------ DATASET RECORDS

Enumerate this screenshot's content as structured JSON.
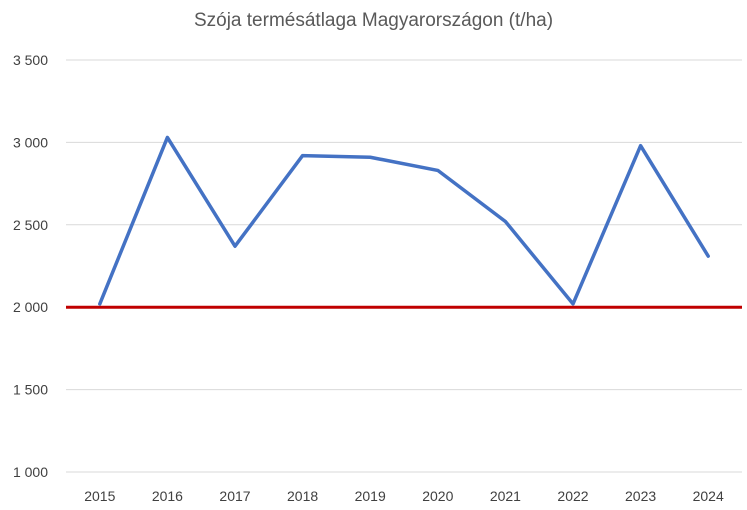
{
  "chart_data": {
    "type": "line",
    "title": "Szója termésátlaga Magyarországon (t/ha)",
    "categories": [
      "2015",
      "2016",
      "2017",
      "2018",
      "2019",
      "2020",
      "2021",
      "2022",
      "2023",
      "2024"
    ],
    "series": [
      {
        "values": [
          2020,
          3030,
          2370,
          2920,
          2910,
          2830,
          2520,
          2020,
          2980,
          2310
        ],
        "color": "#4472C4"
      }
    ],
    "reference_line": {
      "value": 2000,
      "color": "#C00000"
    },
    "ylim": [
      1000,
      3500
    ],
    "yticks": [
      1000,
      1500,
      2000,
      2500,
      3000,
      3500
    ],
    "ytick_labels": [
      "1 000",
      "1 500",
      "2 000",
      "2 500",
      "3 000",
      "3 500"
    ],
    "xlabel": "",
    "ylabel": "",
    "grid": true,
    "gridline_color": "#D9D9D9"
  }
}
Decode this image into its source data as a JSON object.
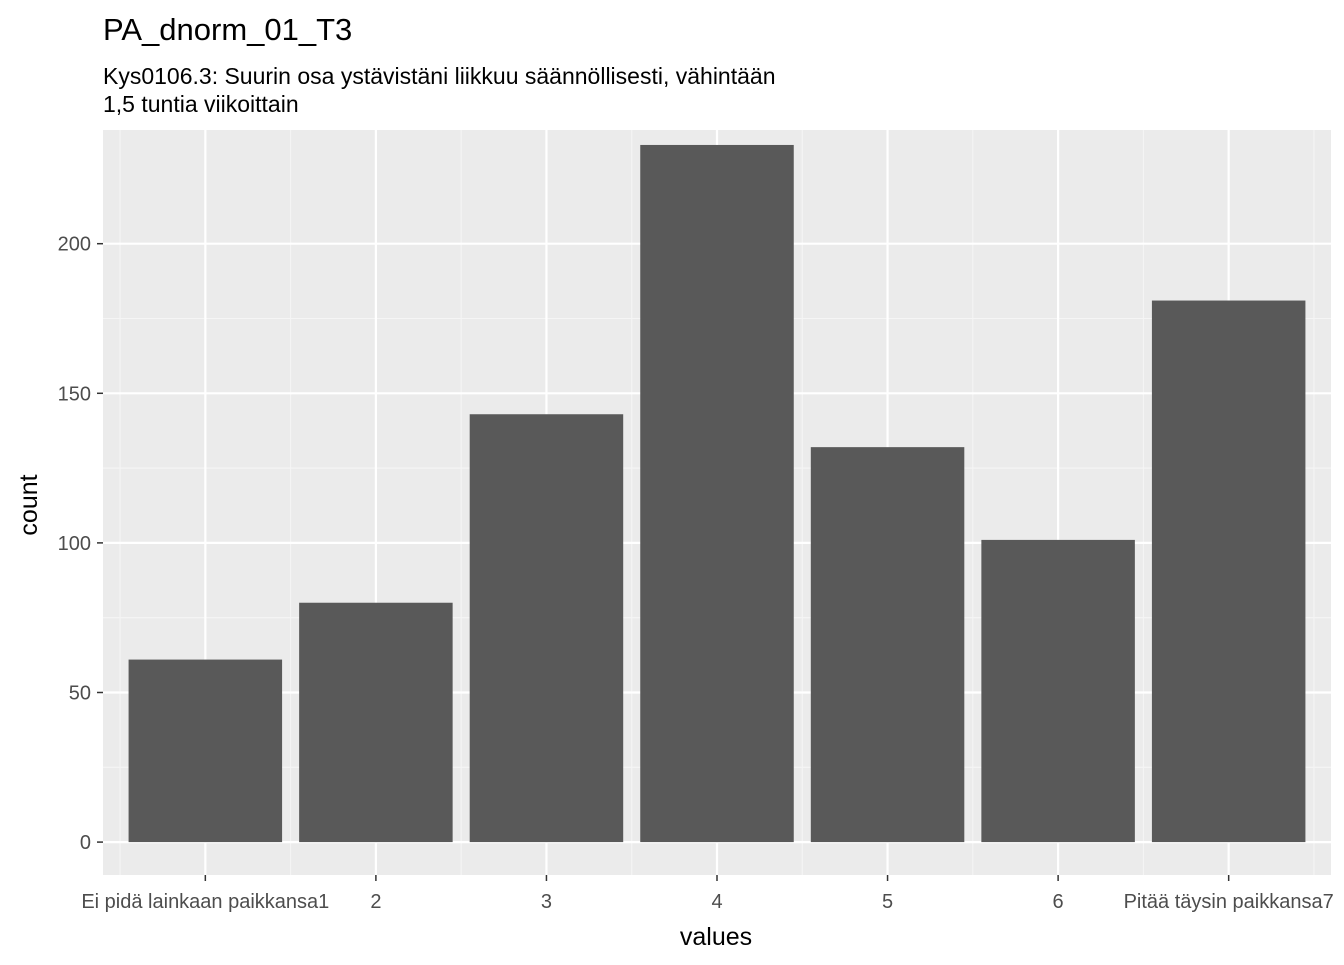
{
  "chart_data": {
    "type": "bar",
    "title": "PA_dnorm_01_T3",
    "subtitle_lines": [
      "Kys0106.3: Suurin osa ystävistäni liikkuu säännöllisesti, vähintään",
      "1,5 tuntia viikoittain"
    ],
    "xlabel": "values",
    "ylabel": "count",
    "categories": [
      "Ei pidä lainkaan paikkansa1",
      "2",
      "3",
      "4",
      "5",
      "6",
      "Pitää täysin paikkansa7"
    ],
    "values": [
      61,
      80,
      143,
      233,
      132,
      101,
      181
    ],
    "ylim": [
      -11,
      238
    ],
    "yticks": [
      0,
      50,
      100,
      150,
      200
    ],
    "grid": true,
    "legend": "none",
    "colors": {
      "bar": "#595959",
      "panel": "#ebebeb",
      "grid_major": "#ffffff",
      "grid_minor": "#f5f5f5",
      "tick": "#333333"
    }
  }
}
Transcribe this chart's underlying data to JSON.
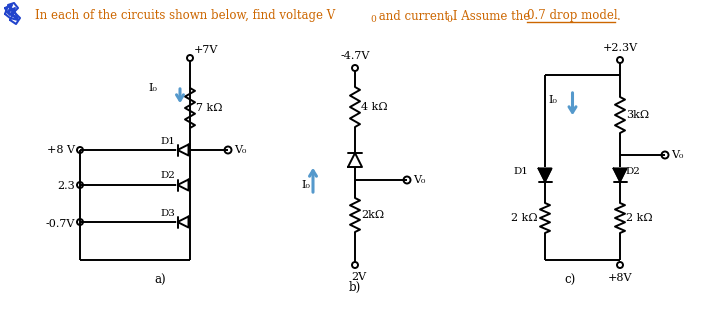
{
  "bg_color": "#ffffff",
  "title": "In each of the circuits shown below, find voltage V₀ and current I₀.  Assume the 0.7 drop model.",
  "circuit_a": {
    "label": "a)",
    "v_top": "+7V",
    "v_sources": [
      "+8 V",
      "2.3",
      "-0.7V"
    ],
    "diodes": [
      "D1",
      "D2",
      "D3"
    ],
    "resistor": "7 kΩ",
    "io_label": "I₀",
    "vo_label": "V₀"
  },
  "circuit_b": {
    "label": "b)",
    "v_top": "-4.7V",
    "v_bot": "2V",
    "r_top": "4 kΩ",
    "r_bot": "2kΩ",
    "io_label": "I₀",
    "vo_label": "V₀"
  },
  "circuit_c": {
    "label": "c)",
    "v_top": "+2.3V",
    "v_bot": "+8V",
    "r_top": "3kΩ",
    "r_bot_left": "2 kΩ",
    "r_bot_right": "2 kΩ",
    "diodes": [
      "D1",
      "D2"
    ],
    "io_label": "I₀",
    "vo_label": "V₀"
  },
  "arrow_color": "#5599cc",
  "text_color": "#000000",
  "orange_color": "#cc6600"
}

------------

### DO THIS
Write out exactly the lines from the one that contains "Transcribe this chart's" through the last line of the data above, both included. Leave every picture out.

### THE RESULT
Transcribe this chart's underlying data to JSON.
{
  "bg_color": "#ffffff",
  "title": "In each of the circuits shown below, find voltage V₀ and current I₀.  Assume the 0.7 drop model.",
  "circuit_a": {
    "label": "a)",
    "v_top": "+7V",
    "v_sources": [
      "+8 V",
      "2.3",
      "-0.7V"
    ],
    "diodes": [
      "D1",
      "D2",
      "D3"
    ],
    "resistor": "7 kΩ",
    "io_label": "I₀",
    "vo_label": "V₀"
  },
  "circuit_b": {
    "label": "b)",
    "v_top": "-4.7V",
    "v_bot": "2V",
    "r_top": "4 kΩ",
    "r_bot": "2kΩ",
    "io_label": "I₀",
    "vo_label": "V₀"
  },
  "circuit_c": {
    "label": "c)",
    "v_top": "+2.3V",
    "v_bot": "+8V",
    "r_top": "3kΩ",
    "r_bot_left": "2 kΩ",
    "r_bot_right": "2 kΩ",
    "diodes": [
      "D1",
      "D2"
    ],
    "io_label": "I₀",
    "vo_label": "V₀"
  },
  "arrow_color": "#5599cc",
  "text_color": "#000000",
  "orange_color": "#cc6600"
}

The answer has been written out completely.